WORK INSTRUCTIONS = Reproduce the following material exactly, including every line.

INFORMATION SHOWN =
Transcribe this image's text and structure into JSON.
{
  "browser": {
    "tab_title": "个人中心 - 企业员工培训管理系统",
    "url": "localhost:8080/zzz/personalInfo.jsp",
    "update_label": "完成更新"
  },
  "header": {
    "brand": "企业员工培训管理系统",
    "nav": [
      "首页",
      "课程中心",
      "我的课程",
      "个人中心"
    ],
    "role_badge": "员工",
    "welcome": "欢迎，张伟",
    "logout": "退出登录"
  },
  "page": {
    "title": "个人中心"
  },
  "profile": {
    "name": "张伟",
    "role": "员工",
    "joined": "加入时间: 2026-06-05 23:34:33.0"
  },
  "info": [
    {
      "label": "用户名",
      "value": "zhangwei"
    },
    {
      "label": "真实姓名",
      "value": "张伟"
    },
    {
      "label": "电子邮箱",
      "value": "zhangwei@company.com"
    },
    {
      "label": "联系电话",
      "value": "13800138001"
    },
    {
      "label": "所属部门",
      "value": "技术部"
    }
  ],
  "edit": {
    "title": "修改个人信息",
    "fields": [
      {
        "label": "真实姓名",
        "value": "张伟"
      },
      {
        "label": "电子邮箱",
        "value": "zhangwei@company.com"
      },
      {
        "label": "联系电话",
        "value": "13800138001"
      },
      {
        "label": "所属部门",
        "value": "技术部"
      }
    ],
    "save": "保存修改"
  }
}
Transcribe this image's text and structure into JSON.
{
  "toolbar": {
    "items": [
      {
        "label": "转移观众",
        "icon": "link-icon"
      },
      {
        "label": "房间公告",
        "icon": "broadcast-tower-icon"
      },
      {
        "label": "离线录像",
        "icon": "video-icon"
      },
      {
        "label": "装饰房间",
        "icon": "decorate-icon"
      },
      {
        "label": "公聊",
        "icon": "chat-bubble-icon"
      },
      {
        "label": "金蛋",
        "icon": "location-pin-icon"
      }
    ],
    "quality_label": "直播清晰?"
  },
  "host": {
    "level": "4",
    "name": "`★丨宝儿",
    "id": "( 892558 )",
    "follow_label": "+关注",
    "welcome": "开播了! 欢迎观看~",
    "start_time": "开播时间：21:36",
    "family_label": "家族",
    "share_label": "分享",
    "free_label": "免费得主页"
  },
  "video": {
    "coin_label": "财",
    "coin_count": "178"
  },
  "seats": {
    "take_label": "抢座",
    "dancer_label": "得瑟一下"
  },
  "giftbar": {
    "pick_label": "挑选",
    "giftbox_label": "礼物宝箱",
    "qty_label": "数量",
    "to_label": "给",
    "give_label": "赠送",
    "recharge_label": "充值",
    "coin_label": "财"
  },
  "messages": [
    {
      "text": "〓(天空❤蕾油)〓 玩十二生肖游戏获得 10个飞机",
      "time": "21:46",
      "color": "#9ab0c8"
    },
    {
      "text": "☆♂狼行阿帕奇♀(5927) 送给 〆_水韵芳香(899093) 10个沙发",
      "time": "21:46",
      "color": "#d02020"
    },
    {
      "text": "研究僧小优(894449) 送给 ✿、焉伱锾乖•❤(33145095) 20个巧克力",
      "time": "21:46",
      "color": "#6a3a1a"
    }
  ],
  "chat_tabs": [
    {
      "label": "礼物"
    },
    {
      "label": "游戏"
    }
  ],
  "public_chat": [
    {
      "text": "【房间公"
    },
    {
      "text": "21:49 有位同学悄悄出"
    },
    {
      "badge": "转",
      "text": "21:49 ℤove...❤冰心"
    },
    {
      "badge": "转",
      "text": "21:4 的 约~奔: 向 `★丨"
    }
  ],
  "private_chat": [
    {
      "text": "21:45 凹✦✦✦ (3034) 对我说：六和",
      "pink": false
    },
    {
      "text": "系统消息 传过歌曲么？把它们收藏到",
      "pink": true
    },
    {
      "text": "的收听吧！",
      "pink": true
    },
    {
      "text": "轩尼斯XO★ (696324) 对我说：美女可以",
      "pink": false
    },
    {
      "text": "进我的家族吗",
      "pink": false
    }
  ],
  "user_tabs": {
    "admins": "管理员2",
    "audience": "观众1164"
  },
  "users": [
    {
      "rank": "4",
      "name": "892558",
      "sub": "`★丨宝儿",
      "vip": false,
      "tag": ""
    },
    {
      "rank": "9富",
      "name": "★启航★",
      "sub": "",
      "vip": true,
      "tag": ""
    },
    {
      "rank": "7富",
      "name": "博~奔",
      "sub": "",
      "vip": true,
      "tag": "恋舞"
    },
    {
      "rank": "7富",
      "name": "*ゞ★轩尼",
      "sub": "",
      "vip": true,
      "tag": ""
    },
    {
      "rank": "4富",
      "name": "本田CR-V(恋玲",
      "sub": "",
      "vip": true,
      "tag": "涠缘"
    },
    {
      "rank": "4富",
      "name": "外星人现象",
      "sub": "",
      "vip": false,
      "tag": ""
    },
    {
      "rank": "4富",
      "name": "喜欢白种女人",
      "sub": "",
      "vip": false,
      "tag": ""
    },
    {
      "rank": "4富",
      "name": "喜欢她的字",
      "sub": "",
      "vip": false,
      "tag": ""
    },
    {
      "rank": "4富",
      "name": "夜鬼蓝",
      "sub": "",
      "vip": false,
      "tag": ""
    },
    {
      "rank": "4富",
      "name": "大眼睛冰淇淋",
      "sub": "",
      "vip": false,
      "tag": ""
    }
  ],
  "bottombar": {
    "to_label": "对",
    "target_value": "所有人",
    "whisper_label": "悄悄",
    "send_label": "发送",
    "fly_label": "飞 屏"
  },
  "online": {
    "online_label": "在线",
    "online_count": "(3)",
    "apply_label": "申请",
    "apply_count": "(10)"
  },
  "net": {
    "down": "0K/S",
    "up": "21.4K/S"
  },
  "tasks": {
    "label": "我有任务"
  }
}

ANSWER TO THIS PROBLEM =
Transcribe this image's text and structure into JSON.
{
  "browser": {
    "tab_title": "个人中心 - 企业员工培训管理系统",
    "url": "localhost:8080/zzz/personalInfo.jsp",
    "update_label": "完成更新"
  },
  "header": {
    "brand": "企业员工培训管理系统",
    "nav": [
      "首页",
      "课程中心",
      "我的课程",
      "个人中心"
    ],
    "role_badge": "员工",
    "welcome": "欢迎，张伟",
    "logout": "退出登录"
  },
  "page": {
    "title": "个人中心"
  },
  "profile": {
    "name": "张伟",
    "role": "员工",
    "joined": "加入时间: 2026-06-05 23:34:33.0"
  },
  "info": [
    {
      "label": "用户名",
      "value": "zhangwei"
    },
    {
      "label": "真实姓名",
      "value": "张伟"
    },
    {
      "label": "电子邮箱",
      "value": "zhangwei@company.com"
    },
    {
      "label": "联系电话",
      "value": "13800138001"
    },
    {
      "label": "所属部门",
      "value": "技术部"
    }
  ],
  "edit": {
    "title": "修改个人信息",
    "fields": [
      {
        "label": "真实姓名",
        "value": "张伟"
      },
      {
        "label": "电子邮箱",
        "value": "zhangwei@company.com"
      },
      {
        "label": "联系电话",
        "value": "13800138001"
      },
      {
        "label": "所属部门",
        "value": "技术部"
      }
    ],
    "save": "保存修改"
  }
}
Transcribe this image's text and structure into JSON.
{
  "toolbar": {
    "items": [
      {
        "label": "转移观众",
        "icon": "link-icon"
      },
      {
        "label": "房间公告",
        "icon": "broadcast-tower-icon"
      },
      {
        "label": "离线录像",
        "icon": "video-icon"
      },
      {
        "label": "装饰房间",
        "icon": "decorate-icon"
      },
      {
        "label": "公聊",
        "icon": "chat-bubble-icon"
      },
      {
        "label": "金蛋",
        "icon": "location-pin-icon"
      }
    ],
    "quality_label": "直播清晰?"
  },
  "host": {
    "level": "4",
    "name": "`★丨宝儿",
    "id": "( 892558 )",
    "follow_label": "+关注",
    "welcome": "开播了! 欢迎观看~",
    "start_time": "开播时间：21:36",
    "family_label": "家族",
    "share_label": "分享",
    "free_label": "免费得主页"
  },
  "video": {
    "coin_label": "财",
    "coin_count": "178"
  },
  "seats": {
    "take_label": "抢座",
    "dancer_label": "得瑟一下"
  },
  "giftbar": {
    "pick_label": "挑选",
    "giftbox_label": "礼物宝箱",
    "qty_label": "数量",
    "to_label": "给",
    "give_label": "赠送",
    "recharge_label": "充值",
    "coin_label": "财"
  },
  "messages": [
    {
      "text": "〓(天空❤蕾油)〓 玩十二生肖游戏获得 10个飞机",
      "time": "21:46",
      "color": "#9ab0c8"
    },
    {
      "text": "☆♂狼行阿帕奇♀(5927) 送给 〆_水韵芳香(899093) 10个沙发",
      "time": "21:46",
      "color": "#d02020"
    },
    {
      "text": "研究僧小优(894449) 送给 ✿、焉伱锾乖•❤(33145095) 20个巧克力",
      "time": "21:46",
      "color": "#6a3a1a"
    }
  ],
  "chat_tabs": [
    {
      "label": "礼物"
    },
    {
      "label": "游戏"
    }
  ],
  "public_chat": [
    {
      "text": "【房间公"
    },
    {
      "text": "21:49 有位同学悄悄出"
    },
    {
      "badge": "转",
      "text": "21:49 ℤove...❤冰心"
    },
    {
      "badge": "转",
      "text": "21:4 的 约~奔: 向 `★丨"
    }
  ],
  "private_chat": [
    {
      "text": "21:45 凹✦✦✦ (3034) 对我说：六和",
      "pink": false
    },
    {
      "text": "系统消息 传过歌曲么？把它们收藏到",
      "pink": true
    },
    {
      "text": "的收听吧！",
      "pink": true
    },
    {
      "text": "轩尼斯XO★ (696324) 对我说：美女可以",
      "pink": false
    },
    {
      "text": "进我的家族吗",
      "pink": false
    }
  ],
  "user_tabs": {
    "admins": "管理员2",
    "audience": "观众1164"
  },
  "users": [
    {
      "rank": "4",
      "name": "892558",
      "sub": "`★丨宝儿",
      "vip": false,
      "tag": ""
    },
    {
      "rank": "9富",
      "name": "★启航★",
      "sub": "",
      "vip": true,
      "tag": ""
    },
    {
      "rank": "7富",
      "name": "博~奔",
      "sub": "",
      "vip": true,
      "tag": "恋舞"
    },
    {
      "rank": "7富",
      "name": "*ゞ★轩尼",
      "sub": "",
      "vip": true,
      "tag": ""
    },
    {
      "rank": "4富",
      "name": "本田CR-V(恋玲",
      "sub": "",
      "vip": true,
      "tag": "涠缘"
    },
    {
      "rank": "4富",
      "name": "外星人现象",
      "sub": "",
      "vip": false,
      "tag": ""
    },
    {
      "rank": "4富",
      "name": "喜欢白种女人",
      "sub": "",
      "vip": false,
      "tag": ""
    },
    {
      "rank": "4富",
      "name": "喜欢她的字",
      "sub": "",
      "vip": false,
      "tag": ""
    },
    {
      "rank": "4富",
      "name": "夜鬼蓝",
      "sub": "",
      "vip": false,
      "tag": ""
    },
    {
      "rank": "4富",
      "name": "大眼睛冰淇淋",
      "sub": "",
      "vip": false,
      "tag": ""
    }
  ],
  "bottombar": {
    "to_label": "对",
    "target_value": "所有人",
    "whisper_label": "悄悄",
    "send_label": "发送",
    "fly_label": "飞 屏"
  },
  "online": {
    "online_label": "在线",
    "online_count": "(3)",
    "apply_label": "申请",
    "apply_count": "(10)"
  },
  "net": {
    "down": "0K/S",
    "up": "21.4K/S"
  },
  "tasks": {
    "label": "我有任务"
  }
}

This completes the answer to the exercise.